#### [Material provided]
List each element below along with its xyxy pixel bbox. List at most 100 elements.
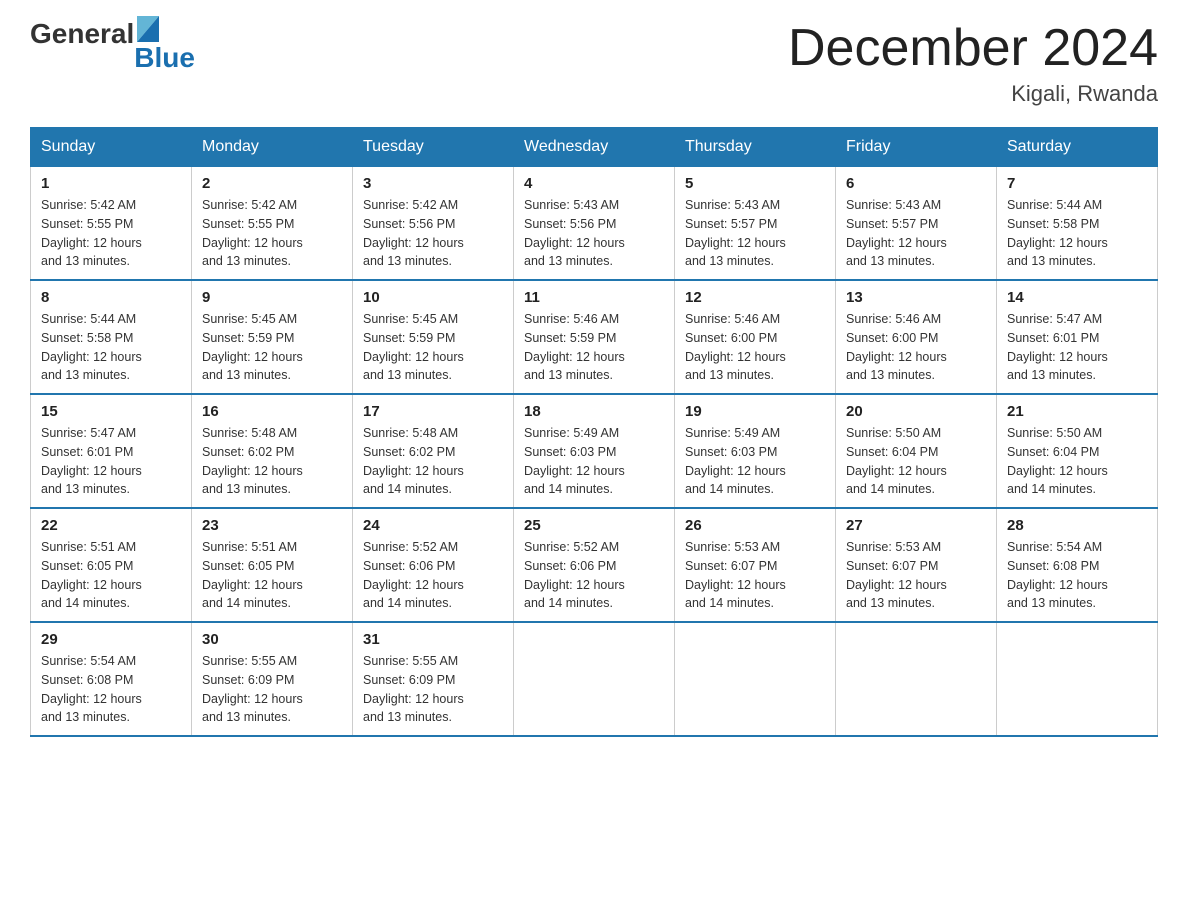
calendar-cell: 23 Sunrise: 5:51 AMSunset: 6:05 PMDaylig…: [192, 508, 353, 622]
day-info: Sunrise: 5:50 AMSunset: 6:04 PMDaylight:…: [846, 426, 947, 496]
calendar-cell: 25 Sunrise: 5:52 AMSunset: 6:06 PMDaylig…: [514, 508, 675, 622]
day-info: Sunrise: 5:44 AMSunset: 5:58 PMDaylight:…: [1007, 198, 1108, 268]
day-number: 22: [41, 517, 181, 534]
day-number: 30: [202, 631, 342, 648]
col-header-saturday: Saturday: [997, 128, 1158, 167]
calendar-cell: 13 Sunrise: 5:46 AMSunset: 6:00 PMDaylig…: [836, 280, 997, 394]
calendar-cell: 5 Sunrise: 5:43 AMSunset: 5:57 PMDayligh…: [675, 167, 836, 281]
day-number: 25: [524, 517, 664, 534]
calendar-cell: 7 Sunrise: 5:44 AMSunset: 5:58 PMDayligh…: [997, 167, 1158, 281]
calendar-cell: 11 Sunrise: 5:46 AMSunset: 5:59 PMDaylig…: [514, 280, 675, 394]
calendar-cell: 29 Sunrise: 5:54 AMSunset: 6:08 PMDaylig…: [31, 622, 192, 736]
calendar-cell: 18 Sunrise: 5:49 AMSunset: 6:03 PMDaylig…: [514, 394, 675, 508]
day-number: 27: [846, 517, 986, 534]
month-title: December 2024: [788, 20, 1158, 77]
day-number: 29: [41, 631, 181, 648]
calendar-week-row: 1 Sunrise: 5:42 AMSunset: 5:55 PMDayligh…: [31, 167, 1158, 281]
calendar-week-row: 8 Sunrise: 5:44 AMSunset: 5:58 PMDayligh…: [31, 280, 1158, 394]
col-header-tuesday: Tuesday: [353, 128, 514, 167]
calendar-cell: 22 Sunrise: 5:51 AMSunset: 6:05 PMDaylig…: [31, 508, 192, 622]
col-header-monday: Monday: [192, 128, 353, 167]
calendar-cell: 15 Sunrise: 5:47 AMSunset: 6:01 PMDaylig…: [31, 394, 192, 508]
col-header-friday: Friday: [836, 128, 997, 167]
day-info: Sunrise: 5:48 AMSunset: 6:02 PMDaylight:…: [363, 426, 464, 496]
day-info: Sunrise: 5:46 AMSunset: 5:59 PMDaylight:…: [524, 312, 625, 382]
day-number: 4: [524, 175, 664, 192]
calendar-cell: 1 Sunrise: 5:42 AMSunset: 5:55 PMDayligh…: [31, 167, 192, 281]
calendar-cell: 19 Sunrise: 5:49 AMSunset: 6:03 PMDaylig…: [675, 394, 836, 508]
calendar-cell: [836, 622, 997, 736]
calendar-cell: 17 Sunrise: 5:48 AMSunset: 6:02 PMDaylig…: [353, 394, 514, 508]
day-info: Sunrise: 5:44 AMSunset: 5:58 PMDaylight:…: [41, 312, 142, 382]
calendar-cell: [675, 622, 836, 736]
day-info: Sunrise: 5:51 AMSunset: 6:05 PMDaylight:…: [41, 540, 142, 610]
day-info: Sunrise: 5:43 AMSunset: 5:57 PMDaylight:…: [685, 198, 786, 268]
calendar-cell: 12 Sunrise: 5:46 AMSunset: 6:00 PMDaylig…: [675, 280, 836, 394]
day-number: 31: [363, 631, 503, 648]
day-number: 18: [524, 403, 664, 420]
calendar-header-row: SundayMondayTuesdayWednesdayThursdayFrid…: [31, 128, 1158, 167]
calendar-cell: 27 Sunrise: 5:53 AMSunset: 6:07 PMDaylig…: [836, 508, 997, 622]
day-number: 1: [41, 175, 181, 192]
day-info: Sunrise: 5:54 AMSunset: 6:08 PMDaylight:…: [41, 654, 142, 724]
calendar-cell: 31 Sunrise: 5:55 AMSunset: 6:09 PMDaylig…: [353, 622, 514, 736]
calendar-table: SundayMondayTuesdayWednesdayThursdayFrid…: [30, 127, 1158, 737]
day-info: Sunrise: 5:47 AMSunset: 6:01 PMDaylight:…: [1007, 312, 1108, 382]
day-number: 3: [363, 175, 503, 192]
day-number: 28: [1007, 517, 1147, 534]
day-info: Sunrise: 5:47 AMSunset: 6:01 PMDaylight:…: [41, 426, 142, 496]
day-info: Sunrise: 5:45 AMSunset: 5:59 PMDaylight:…: [363, 312, 464, 382]
day-number: 20: [846, 403, 986, 420]
day-number: 6: [846, 175, 986, 192]
calendar-cell: 9 Sunrise: 5:45 AMSunset: 5:59 PMDayligh…: [192, 280, 353, 394]
day-info: Sunrise: 5:42 AMSunset: 5:55 PMDaylight:…: [202, 198, 303, 268]
day-info: Sunrise: 5:53 AMSunset: 6:07 PMDaylight:…: [846, 540, 947, 610]
day-number: 26: [685, 517, 825, 534]
calendar-cell: 30 Sunrise: 5:55 AMSunset: 6:09 PMDaylig…: [192, 622, 353, 736]
calendar-cell: 2 Sunrise: 5:42 AMSunset: 5:55 PMDayligh…: [192, 167, 353, 281]
day-info: Sunrise: 5:52 AMSunset: 6:06 PMDaylight:…: [524, 540, 625, 610]
day-info: Sunrise: 5:55 AMSunset: 6:09 PMDaylight:…: [202, 654, 303, 724]
col-header-sunday: Sunday: [31, 128, 192, 167]
calendar-cell: [514, 622, 675, 736]
col-header-wednesday: Wednesday: [514, 128, 675, 167]
day-number: 11: [524, 289, 664, 306]
day-number: 21: [1007, 403, 1147, 420]
day-number: 23: [202, 517, 342, 534]
day-number: 14: [1007, 289, 1147, 306]
day-number: 12: [685, 289, 825, 306]
calendar-cell: 3 Sunrise: 5:42 AMSunset: 5:56 PMDayligh…: [353, 167, 514, 281]
day-info: Sunrise: 5:54 AMSunset: 6:08 PMDaylight:…: [1007, 540, 1108, 610]
day-info: Sunrise: 5:51 AMSunset: 6:05 PMDaylight:…: [202, 540, 303, 610]
calendar-week-row: 22 Sunrise: 5:51 AMSunset: 6:05 PMDaylig…: [31, 508, 1158, 622]
day-number: 8: [41, 289, 181, 306]
calendar-week-row: 29 Sunrise: 5:54 AMSunset: 6:08 PMDaylig…: [31, 622, 1158, 736]
calendar-cell: 20 Sunrise: 5:50 AMSunset: 6:04 PMDaylig…: [836, 394, 997, 508]
logo-arrow-icon: [137, 16, 159, 42]
logo: General General Blue: [30, 20, 195, 72]
calendar-cell: 10 Sunrise: 5:45 AMSunset: 5:59 PMDaylig…: [353, 280, 514, 394]
day-info: Sunrise: 5:50 AMSunset: 6:04 PMDaylight:…: [1007, 426, 1108, 496]
calendar-cell: 24 Sunrise: 5:52 AMSunset: 6:06 PMDaylig…: [353, 508, 514, 622]
logo-text-general: General: [30, 20, 134, 48]
day-number: 13: [846, 289, 986, 306]
day-number: 19: [685, 403, 825, 420]
day-info: Sunrise: 5:46 AMSunset: 6:00 PMDaylight:…: [846, 312, 947, 382]
day-number: 9: [202, 289, 342, 306]
day-info: Sunrise: 5:49 AMSunset: 6:03 PMDaylight:…: [685, 426, 786, 496]
calendar-week-row: 15 Sunrise: 5:47 AMSunset: 6:01 PMDaylig…: [31, 394, 1158, 508]
calendar-cell: 14 Sunrise: 5:47 AMSunset: 6:01 PMDaylig…: [997, 280, 1158, 394]
day-number: 24: [363, 517, 503, 534]
location-title: Kigali, Rwanda: [788, 81, 1158, 107]
page-header: General General Blue December 2024 Kigal…: [30, 20, 1158, 107]
calendar-cell: 26 Sunrise: 5:53 AMSunset: 6:07 PMDaylig…: [675, 508, 836, 622]
day-info: Sunrise: 5:55 AMSunset: 6:09 PMDaylight:…: [363, 654, 464, 724]
col-header-thursday: Thursday: [675, 128, 836, 167]
calendar-cell: [997, 622, 1158, 736]
day-info: Sunrise: 5:53 AMSunset: 6:07 PMDaylight:…: [685, 540, 786, 610]
day-info: Sunrise: 5:45 AMSunset: 5:59 PMDaylight:…: [202, 312, 303, 382]
day-number: 17: [363, 403, 503, 420]
day-number: 7: [1007, 175, 1147, 192]
title-block: December 2024 Kigali, Rwanda: [788, 20, 1158, 107]
day-info: Sunrise: 5:49 AMSunset: 6:03 PMDaylight:…: [524, 426, 625, 496]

#### [Exercise details]
Copy out the lines of the listing exactly, starting with the line that contains "calendar-cell: 23 Sunrise: 5:51" and ending with the line that contains "month-title: December 2024: [788, 20, 1158, 77]", both of those lines included.

#### [Written solution]
calendar-cell: 23 Sunrise: 5:51 AMSunset: 6:05 PMDaylig…: [192, 508, 353, 622]
day-info: Sunrise: 5:50 AMSunset: 6:04 PMDaylight:…: [846, 426, 947, 496]
calendar-cell: 25 Sunrise: 5:52 AMSunset: 6:06 PMDaylig…: [514, 508, 675, 622]
day-info: Sunrise: 5:44 AMSunset: 5:58 PMDaylight:…: [1007, 198, 1108, 268]
day-number: 22: [41, 517, 181, 534]
day-number: 30: [202, 631, 342, 648]
col-header-saturday: Saturday: [997, 128, 1158, 167]
calendar-cell: 13 Sunrise: 5:46 AMSunset: 6:00 PMDaylig…: [836, 280, 997, 394]
calendar-cell: 5 Sunrise: 5:43 AMSunset: 5:57 PMDayligh…: [675, 167, 836, 281]
day-number: 25: [524, 517, 664, 534]
calendar-cell: 7 Sunrise: 5:44 AMSunset: 5:58 PMDayligh…: [997, 167, 1158, 281]
calendar-cell: 11 Sunrise: 5:46 AMSunset: 5:59 PMDaylig…: [514, 280, 675, 394]
calendar-cell: 29 Sunrise: 5:54 AMSunset: 6:08 PMDaylig…: [31, 622, 192, 736]
calendar-cell: 18 Sunrise: 5:49 AMSunset: 6:03 PMDaylig…: [514, 394, 675, 508]
day-number: 27: [846, 517, 986, 534]
month-title: December 2024: [788, 20, 1158, 77]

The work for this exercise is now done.